> DIRECTIONS: Render every entry verbatim.

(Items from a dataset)
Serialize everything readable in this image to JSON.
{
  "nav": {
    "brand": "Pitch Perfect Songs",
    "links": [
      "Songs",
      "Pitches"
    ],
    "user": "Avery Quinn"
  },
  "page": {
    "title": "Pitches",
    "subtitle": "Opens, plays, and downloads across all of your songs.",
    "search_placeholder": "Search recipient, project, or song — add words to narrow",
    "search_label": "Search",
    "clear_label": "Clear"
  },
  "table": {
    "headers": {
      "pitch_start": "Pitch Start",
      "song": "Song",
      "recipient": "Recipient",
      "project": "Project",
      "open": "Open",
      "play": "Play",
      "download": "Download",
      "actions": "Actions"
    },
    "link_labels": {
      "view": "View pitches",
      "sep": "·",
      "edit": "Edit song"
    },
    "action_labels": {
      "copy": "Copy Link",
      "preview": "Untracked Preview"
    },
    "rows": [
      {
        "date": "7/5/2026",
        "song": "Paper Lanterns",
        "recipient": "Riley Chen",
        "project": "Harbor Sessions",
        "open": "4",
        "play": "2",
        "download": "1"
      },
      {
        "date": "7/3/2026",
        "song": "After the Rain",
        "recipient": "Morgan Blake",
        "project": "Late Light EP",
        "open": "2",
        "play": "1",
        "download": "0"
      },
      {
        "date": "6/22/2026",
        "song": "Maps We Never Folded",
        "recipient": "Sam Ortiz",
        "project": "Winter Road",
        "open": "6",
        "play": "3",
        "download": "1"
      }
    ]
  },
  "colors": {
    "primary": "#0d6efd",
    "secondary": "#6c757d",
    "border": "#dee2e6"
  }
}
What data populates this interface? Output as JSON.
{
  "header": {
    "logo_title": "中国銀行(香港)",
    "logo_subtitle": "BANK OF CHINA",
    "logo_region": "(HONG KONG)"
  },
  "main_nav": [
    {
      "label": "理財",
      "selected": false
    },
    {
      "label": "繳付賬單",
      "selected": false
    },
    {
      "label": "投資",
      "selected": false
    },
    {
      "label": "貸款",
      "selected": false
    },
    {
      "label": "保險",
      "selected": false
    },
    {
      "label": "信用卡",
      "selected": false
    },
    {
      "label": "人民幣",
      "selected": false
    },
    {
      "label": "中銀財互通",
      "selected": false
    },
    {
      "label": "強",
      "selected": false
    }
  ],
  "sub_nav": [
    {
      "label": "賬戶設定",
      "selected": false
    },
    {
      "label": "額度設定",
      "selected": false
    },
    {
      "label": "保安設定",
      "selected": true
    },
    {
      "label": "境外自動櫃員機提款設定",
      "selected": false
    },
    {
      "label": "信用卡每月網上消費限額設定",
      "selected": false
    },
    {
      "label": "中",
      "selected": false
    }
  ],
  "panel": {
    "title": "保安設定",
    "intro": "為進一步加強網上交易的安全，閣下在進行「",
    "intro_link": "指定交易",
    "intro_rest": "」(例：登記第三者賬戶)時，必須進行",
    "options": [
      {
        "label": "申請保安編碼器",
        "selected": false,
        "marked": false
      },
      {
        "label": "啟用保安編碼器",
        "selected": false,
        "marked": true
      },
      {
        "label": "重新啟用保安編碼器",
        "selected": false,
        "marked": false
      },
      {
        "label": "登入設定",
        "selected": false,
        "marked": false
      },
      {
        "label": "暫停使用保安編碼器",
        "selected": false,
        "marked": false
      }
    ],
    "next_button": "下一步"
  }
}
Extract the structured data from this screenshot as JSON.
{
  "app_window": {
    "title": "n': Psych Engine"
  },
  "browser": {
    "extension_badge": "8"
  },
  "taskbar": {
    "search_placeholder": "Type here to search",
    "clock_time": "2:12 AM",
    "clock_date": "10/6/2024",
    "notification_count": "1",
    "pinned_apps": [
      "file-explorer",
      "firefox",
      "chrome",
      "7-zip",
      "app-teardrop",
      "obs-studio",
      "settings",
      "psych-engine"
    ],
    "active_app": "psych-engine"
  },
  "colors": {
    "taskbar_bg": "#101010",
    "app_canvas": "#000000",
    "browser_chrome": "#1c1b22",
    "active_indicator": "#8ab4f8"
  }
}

> FULL SOLUTION:
Serialize everything readable in this image to JSON.
{
  "nav": {
    "brand": "Pitch Perfect Songs",
    "links": [
      "Songs",
      "Pitches"
    ],
    "user": "Avery Quinn"
  },
  "page": {
    "title": "Pitches",
    "subtitle": "Opens, plays, and downloads across all of your songs.",
    "search_placeholder": "Search recipient, project, or song — add words to narrow",
    "search_label": "Search",
    "clear_label": "Clear"
  },
  "table": {
    "headers": {
      "pitch_start": "Pitch Start",
      "song": "Song",
      "recipient": "Recipient",
      "project": "Project",
      "open": "Open",
      "play": "Play",
      "download": "Download",
      "actions": "Actions"
    },
    "link_labels": {
      "view": "View pitches",
      "sep": "·",
      "edit": "Edit song"
    },
    "action_labels": {
      "copy": "Copy Link",
      "preview": "Untracked Preview"
    },
    "rows": [
      {
        "date": "7/5/2026",
        "song": "Paper Lanterns",
        "recipient": "Riley Chen",
        "project": "Harbor Sessions",
        "open": "4",
        "play": "2",
        "download": "1"
      },
      {
        "date": "7/3/2026",
        "song": "After the Rain",
        "recipient": "Morgan Blake",
        "project": "Late Light EP",
        "open": "2",
        "play": "1",
        "download": "0"
      },
      {
        "date": "6/22/2026",
        "song": "Maps We Never Folded",
        "recipient": "Sam Ortiz",
        "project": "Winter Road",
        "open": "6",
        "play": "3",
        "download": "1"
      }
    ]
  },
  "colors": {
    "primary": "#0d6efd",
    "secondary": "#6c757d",
    "border": "#dee2e6"
  }
}
What data populates this interface? Output as JSON.
{
  "header": {
    "logo_title": "中国銀行(香港)",
    "logo_subtitle": "BANK OF CHINA",
    "logo_region": "(HONG KONG)"
  },
  "main_nav": [
    {
      "label": "理財",
      "selected": false
    },
    {
      "label": "繳付賬單",
      "selected": false
    },
    {
      "label": "投資",
      "selected": false
    },
    {
      "label": "貸款",
      "selected": false
    },
    {
      "label": "保險",
      "selected": false
    },
    {
      "label": "信用卡",
      "selected": false
    },
    {
      "label": "人民幣",
      "selected": false
    },
    {
      "label": "中銀財互通",
      "selected": false
    },
    {
      "label": "強",
      "selected": false
    }
  ],
  "sub_nav": [
    {
      "label": "賬戶設定",
      "selected": false
    },
    {
      "label": "額度設定",
      "selected": false
    },
    {
      "label": "保安設定",
      "selected": true
    },
    {
      "label": "境外自動櫃員機提款設定",
      "selected": false
    },
    {
      "label": "信用卡每月網上消費限額設定",
      "selected": false
    },
    {
      "label": "中",
      "selected": false
    }
  ],
  "panel": {
    "title": "保安設定",
    "intro": "為進一步加強網上交易的安全，閣下在進行「",
    "intro_link": "指定交易",
    "intro_rest": "」(例：登記第三者賬戶)時，必須進行",
    "options": [
      {
        "label": "申請保安編碼器",
        "selected": false,
        "marked": false
      },
      {
        "label": "啟用保安編碼器",
        "selected": false,
        "marked": true
      },
      {
        "label": "重新啟用保安編碼器",
        "selected": false,
        "marked": false
      },
      {
        "label": "登入設定",
        "selected": false,
        "marked": false
      },
      {
        "label": "暫停使用保安編碼器",
        "selected": false,
        "marked": false
      }
    ],
    "next_button": "下一步"
  }
}
Extract the structured data from this screenshot as JSON.
{
  "app_window": {
    "title": "n': Psych Engine"
  },
  "browser": {
    "extension_badge": "8"
  },
  "taskbar": {
    "search_placeholder": "Type here to search",
    "clock_time": "2:12 AM",
    "clock_date": "10/6/2024",
    "notification_count": "1",
    "pinned_apps": [
      "file-explorer",
      "firefox",
      "chrome",
      "7-zip",
      "app-teardrop",
      "obs-studio",
      "settings",
      "psych-engine"
    ],
    "active_app": "psych-engine"
  },
  "colors": {
    "taskbar_bg": "#101010",
    "app_canvas": "#000000",
    "browser_chrome": "#1c1b22",
    "active_indicator": "#8ab4f8"
  }
}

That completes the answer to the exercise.